(Data entries)
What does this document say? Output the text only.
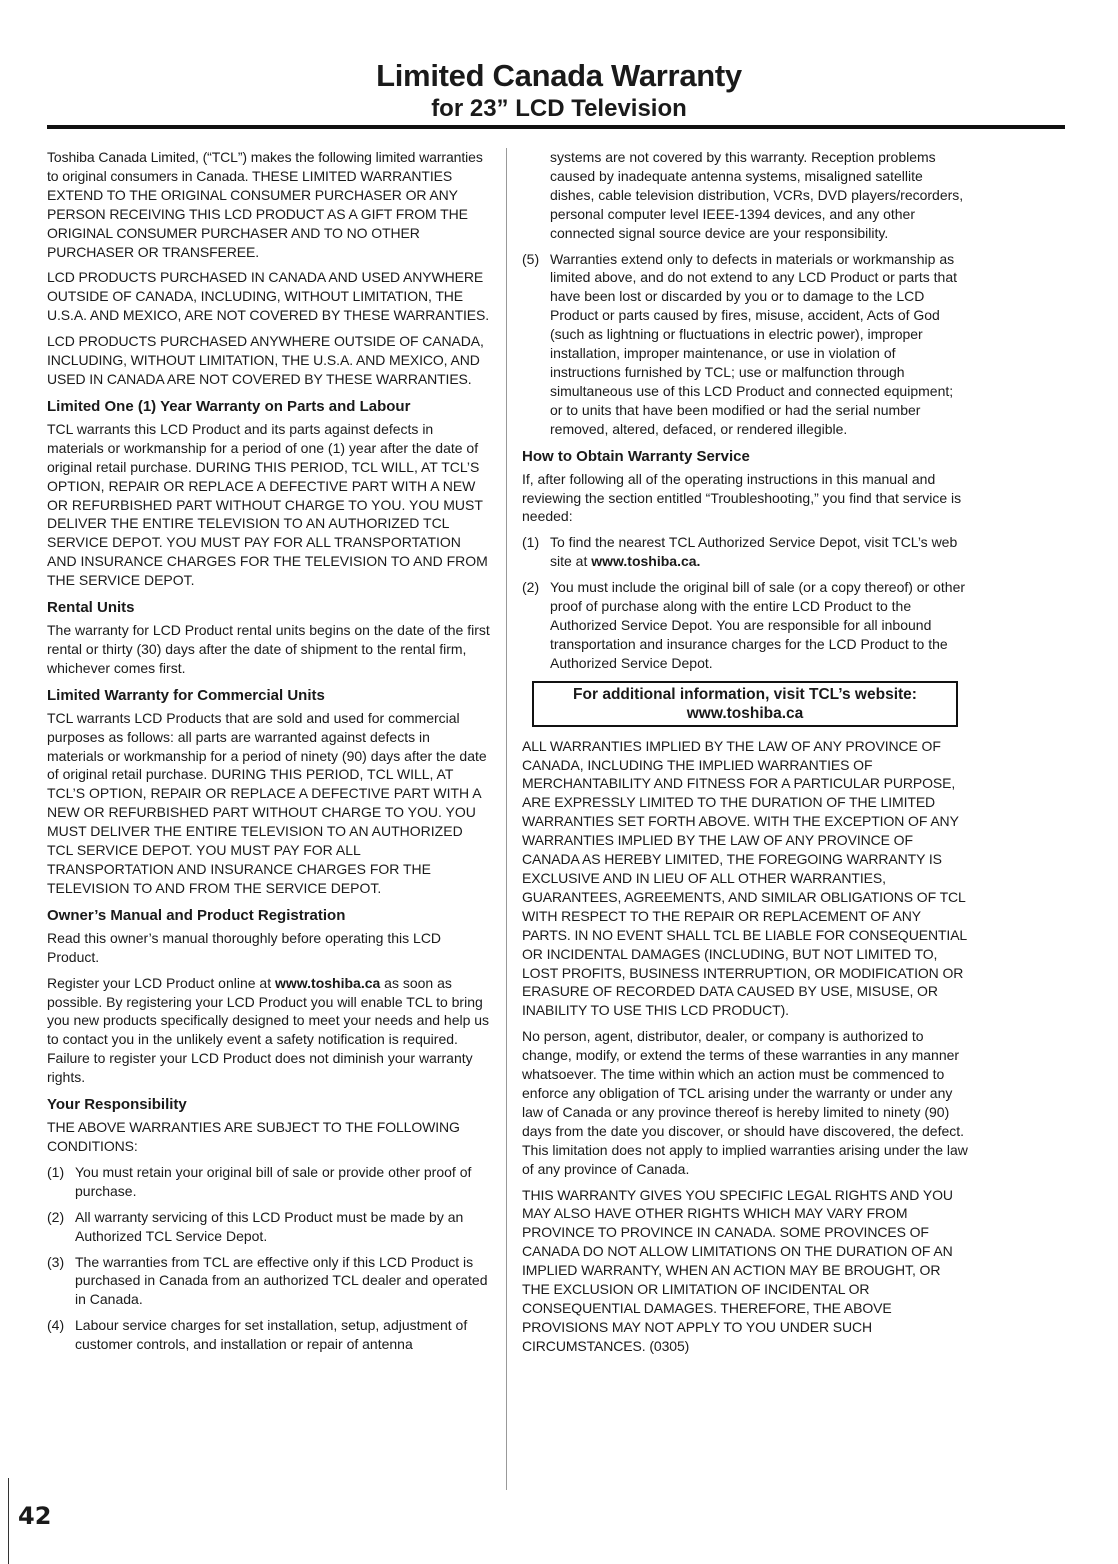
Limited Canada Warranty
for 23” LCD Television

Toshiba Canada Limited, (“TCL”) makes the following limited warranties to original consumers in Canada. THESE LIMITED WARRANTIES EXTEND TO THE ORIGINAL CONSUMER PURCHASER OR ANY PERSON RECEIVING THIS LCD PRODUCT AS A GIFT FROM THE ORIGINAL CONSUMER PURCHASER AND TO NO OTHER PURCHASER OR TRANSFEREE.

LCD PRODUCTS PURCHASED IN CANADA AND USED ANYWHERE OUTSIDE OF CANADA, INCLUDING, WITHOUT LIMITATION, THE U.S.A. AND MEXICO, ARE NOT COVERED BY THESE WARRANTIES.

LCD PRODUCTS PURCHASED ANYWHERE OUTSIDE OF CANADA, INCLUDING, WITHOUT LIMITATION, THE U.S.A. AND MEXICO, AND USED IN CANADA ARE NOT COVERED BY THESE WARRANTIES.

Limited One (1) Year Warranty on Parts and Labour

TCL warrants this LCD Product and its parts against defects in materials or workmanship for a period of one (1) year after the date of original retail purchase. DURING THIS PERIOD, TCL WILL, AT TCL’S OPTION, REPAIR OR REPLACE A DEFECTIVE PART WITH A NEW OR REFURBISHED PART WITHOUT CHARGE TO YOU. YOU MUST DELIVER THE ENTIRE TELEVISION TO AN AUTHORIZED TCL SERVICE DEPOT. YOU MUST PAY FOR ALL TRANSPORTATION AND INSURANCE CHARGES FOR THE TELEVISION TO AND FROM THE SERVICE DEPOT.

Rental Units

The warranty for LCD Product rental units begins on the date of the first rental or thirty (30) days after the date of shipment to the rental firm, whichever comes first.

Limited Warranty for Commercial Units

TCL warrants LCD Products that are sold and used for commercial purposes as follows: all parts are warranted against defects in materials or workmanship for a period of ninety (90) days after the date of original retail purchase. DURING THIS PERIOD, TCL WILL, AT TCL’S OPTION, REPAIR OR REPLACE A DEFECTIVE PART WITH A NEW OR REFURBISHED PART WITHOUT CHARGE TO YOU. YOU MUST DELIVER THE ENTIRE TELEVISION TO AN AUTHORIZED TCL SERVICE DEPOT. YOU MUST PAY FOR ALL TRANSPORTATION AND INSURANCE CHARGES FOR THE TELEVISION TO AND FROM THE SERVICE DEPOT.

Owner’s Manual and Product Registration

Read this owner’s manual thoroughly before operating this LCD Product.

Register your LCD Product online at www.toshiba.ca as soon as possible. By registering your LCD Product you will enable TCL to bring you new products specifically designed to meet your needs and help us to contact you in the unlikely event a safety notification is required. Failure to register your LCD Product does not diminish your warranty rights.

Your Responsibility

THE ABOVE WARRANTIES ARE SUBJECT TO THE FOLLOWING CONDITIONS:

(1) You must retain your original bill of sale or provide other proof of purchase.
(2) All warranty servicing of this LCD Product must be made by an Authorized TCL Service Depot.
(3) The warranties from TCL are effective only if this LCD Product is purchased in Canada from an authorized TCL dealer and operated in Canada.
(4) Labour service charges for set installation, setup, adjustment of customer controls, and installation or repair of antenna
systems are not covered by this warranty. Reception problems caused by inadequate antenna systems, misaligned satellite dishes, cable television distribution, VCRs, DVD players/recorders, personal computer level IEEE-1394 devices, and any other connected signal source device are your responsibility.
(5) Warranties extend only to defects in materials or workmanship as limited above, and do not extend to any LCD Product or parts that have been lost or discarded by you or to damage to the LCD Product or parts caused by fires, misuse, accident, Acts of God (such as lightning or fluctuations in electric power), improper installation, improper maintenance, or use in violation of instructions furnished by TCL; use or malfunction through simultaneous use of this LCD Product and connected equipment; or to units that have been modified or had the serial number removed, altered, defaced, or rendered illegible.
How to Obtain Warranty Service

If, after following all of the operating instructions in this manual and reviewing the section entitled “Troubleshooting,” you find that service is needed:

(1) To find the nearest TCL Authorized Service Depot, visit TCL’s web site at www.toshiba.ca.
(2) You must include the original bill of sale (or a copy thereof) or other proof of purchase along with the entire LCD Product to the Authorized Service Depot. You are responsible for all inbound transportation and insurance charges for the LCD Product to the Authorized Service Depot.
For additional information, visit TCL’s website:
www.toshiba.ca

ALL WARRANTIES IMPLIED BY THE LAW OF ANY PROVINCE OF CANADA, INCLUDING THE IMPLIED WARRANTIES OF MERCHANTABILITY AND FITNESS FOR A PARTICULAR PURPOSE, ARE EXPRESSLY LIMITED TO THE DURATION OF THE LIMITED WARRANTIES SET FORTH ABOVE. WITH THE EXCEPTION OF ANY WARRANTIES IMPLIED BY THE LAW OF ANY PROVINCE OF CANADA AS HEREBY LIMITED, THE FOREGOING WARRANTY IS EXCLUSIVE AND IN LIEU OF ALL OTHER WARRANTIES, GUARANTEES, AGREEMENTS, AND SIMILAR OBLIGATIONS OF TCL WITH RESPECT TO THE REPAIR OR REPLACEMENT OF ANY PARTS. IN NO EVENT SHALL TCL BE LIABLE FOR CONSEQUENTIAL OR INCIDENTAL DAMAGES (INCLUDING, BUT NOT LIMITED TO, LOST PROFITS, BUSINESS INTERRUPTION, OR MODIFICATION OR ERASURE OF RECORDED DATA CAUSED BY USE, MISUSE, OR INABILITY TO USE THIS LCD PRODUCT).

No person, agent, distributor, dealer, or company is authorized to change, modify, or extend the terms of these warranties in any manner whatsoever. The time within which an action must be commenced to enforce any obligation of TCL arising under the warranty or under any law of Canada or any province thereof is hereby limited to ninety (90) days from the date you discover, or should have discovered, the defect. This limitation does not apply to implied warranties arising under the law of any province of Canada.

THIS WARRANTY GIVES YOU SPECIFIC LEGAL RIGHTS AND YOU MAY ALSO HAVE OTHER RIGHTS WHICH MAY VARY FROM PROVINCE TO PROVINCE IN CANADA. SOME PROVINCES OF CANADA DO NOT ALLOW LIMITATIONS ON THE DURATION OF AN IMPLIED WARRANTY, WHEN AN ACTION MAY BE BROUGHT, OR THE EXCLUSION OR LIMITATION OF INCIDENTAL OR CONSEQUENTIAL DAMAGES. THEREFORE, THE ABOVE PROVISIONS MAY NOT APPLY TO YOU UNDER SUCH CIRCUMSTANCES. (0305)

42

▶ _Stated exercise_
Nothing in the entries above should change when they are printed again, except that the pictures are dropped.

▶ _Output for this exercise_
What does this document say? Output the text only.
Limited Canada Warranty
for 23” LCD Television

Toshiba Canada Limited, (“TCL”) makes the following limited warranties to original consumers in Canada. THESE LIMITED WARRANTIES EXTEND TO THE ORIGINAL CONSUMER PURCHASER OR ANY PERSON RECEIVING THIS LCD PRODUCT AS A GIFT FROM THE ORIGINAL CONSUMER PURCHASER AND TO NO OTHER PURCHASER OR TRANSFEREE.

LCD PRODUCTS PURCHASED IN CANADA AND USED ANYWHERE OUTSIDE OF CANADA, INCLUDING, WITHOUT LIMITATION, THE U.S.A. AND MEXICO, ARE NOT COVERED BY THESE WARRANTIES.

LCD PRODUCTS PURCHASED ANYWHERE OUTSIDE OF CANADA, INCLUDING, WITHOUT LIMITATION, THE U.S.A. AND MEXICO, AND USED IN CANADA ARE NOT COVERED BY THESE WARRANTIES.

Limited One (1) Year Warranty on Parts and Labour

TCL warrants this LCD Product and its parts against defects in materials or workmanship for a period of one (1) year after the date of original retail purchase. DURING THIS PERIOD, TCL WILL, AT TCL’S OPTION, REPAIR OR REPLACE A DEFECTIVE PART WITH A NEW OR REFURBISHED PART WITHOUT CHARGE TO YOU. YOU MUST DELIVER THE ENTIRE TELEVISION TO AN AUTHORIZED TCL SERVICE DEPOT. YOU MUST PAY FOR ALL TRANSPORTATION AND INSURANCE CHARGES FOR THE TELEVISION TO AND FROM THE SERVICE DEPOT.

Rental Units

The warranty for LCD Product rental units begins on the date of the first rental or thirty (30) days after the date of shipment to the rental firm, whichever comes first.

Limited Warranty for Commercial Units

TCL warrants LCD Products that are sold and used for commercial purposes as follows: all parts are warranted against defects in materials or workmanship for a period of ninety (90) days after the date of original retail purchase. DURING THIS PERIOD, TCL WILL, AT TCL’S OPTION, REPAIR OR REPLACE A DEFECTIVE PART WITH A NEW OR REFURBISHED PART WITHOUT CHARGE TO YOU. YOU MUST DELIVER THE ENTIRE TELEVISION TO AN AUTHORIZED TCL SERVICE DEPOT. YOU MUST PAY FOR ALL TRANSPORTATION AND INSURANCE CHARGES FOR THE TELEVISION TO AND FROM THE SERVICE DEPOT.

Owner’s Manual and Product Registration

Read this owner’s manual thoroughly before operating this LCD Product.

Register your LCD Product online at www.toshiba.ca as soon as possible. By registering your LCD Product you will enable TCL to bring you new products specifically designed to meet your needs and help us to contact you in the unlikely event a safety notification is required. Failure to register your LCD Product does not diminish your warranty rights.

Your Responsibility

THE ABOVE WARRANTIES ARE SUBJECT TO THE FOLLOWING CONDITIONS:

(1) You must retain your original bill of sale or provide other proof of purchase.
(2) All warranty servicing of this LCD Product must be made by an Authorized TCL Service Depot.
(3) The warranties from TCL are effective only if this LCD Product is purchased in Canada from an authorized TCL dealer and operated in Canada.
(4) Labour service charges for set installation, setup, adjustment of customer controls, and installation or repair of antenna
systems are not covered by this warranty. Reception problems caused by inadequate antenna systems, misaligned satellite dishes, cable television distribution, VCRs, DVD players/recorders, personal computer level IEEE-1394 devices, and any other connected signal source device are your responsibility.
(5) Warranties extend only to defects in materials or workmanship as limited above, and do not extend to any LCD Product or parts that have been lost or discarded by you or to damage to the LCD Product or parts caused by fires, misuse, accident, Acts of God (such as lightning or fluctuations in electric power), improper installation, improper maintenance, or use in violation of instructions furnished by TCL; use or malfunction through simultaneous use of this LCD Product and connected equipment; or to units that have been modified or had the serial number removed, altered, defaced, or rendered illegible.
How to Obtain Warranty Service

If, after following all of the operating instructions in this manual and reviewing the section entitled “Troubleshooting,” you find that service is needed:

(1) To find the nearest TCL Authorized Service Depot, visit TCL’s web site at www.toshiba.ca.
(2) You must include the original bill of sale (or a copy thereof) or other proof of purchase along with the entire LCD Product to the Authorized Service Depot. You are responsible for all inbound transportation and insurance charges for the LCD Product to the Authorized Service Depot.
For additional information, visit TCL’s website:
www.toshiba.ca

ALL WARRANTIES IMPLIED BY THE LAW OF ANY PROVINCE OF CANADA, INCLUDING THE IMPLIED WARRANTIES OF MERCHANTABILITY AND FITNESS FOR A PARTICULAR PURPOSE, ARE EXPRESSLY LIMITED TO THE DURATION OF THE LIMITED WARRANTIES SET FORTH ABOVE. WITH THE EXCEPTION OF ANY WARRANTIES IMPLIED BY THE LAW OF ANY PROVINCE OF CANADA AS HEREBY LIMITED, THE FOREGOING WARRANTY IS EXCLUSIVE AND IN LIEU OF ALL OTHER WARRANTIES, GUARANTEES, AGREEMENTS, AND SIMILAR OBLIGATIONS OF TCL WITH RESPECT TO THE REPAIR OR REPLACEMENT OF ANY PARTS. IN NO EVENT SHALL TCL BE LIABLE FOR CONSEQUENTIAL OR INCIDENTAL DAMAGES (INCLUDING, BUT NOT LIMITED TO, LOST PROFITS, BUSINESS INTERRUPTION, OR MODIFICATION OR ERASURE OF RECORDED DATA CAUSED BY USE, MISUSE, OR INABILITY TO USE THIS LCD PRODUCT).

No person, agent, distributor, dealer, or company is authorized to change, modify, or extend the terms of these warranties in any manner whatsoever. The time within which an action must be commenced to enforce any obligation of TCL arising under the warranty or under any law of Canada or any province thereof is hereby limited to ninety (90) days from the date you discover, or should have discovered, the defect. This limitation does not apply to implied warranties arising under the law of any province of Canada.

THIS WARRANTY GIVES YOU SPECIFIC LEGAL RIGHTS AND YOU MAY ALSO HAVE OTHER RIGHTS WHICH MAY VARY FROM PROVINCE TO PROVINCE IN CANADA. SOME PROVINCES OF CANADA DO NOT ALLOW LIMITATIONS ON THE DURATION OF AN IMPLIED WARRANTY, WHEN AN ACTION MAY BE BROUGHT, OR THE EXCLUSION OR LIMITATION OF INCIDENTAL OR CONSEQUENTIAL DAMAGES. THEREFORE, THE ABOVE PROVISIONS MAY NOT APPLY TO YOU UNDER SUCH CIRCUMSTANCES. (0305)

42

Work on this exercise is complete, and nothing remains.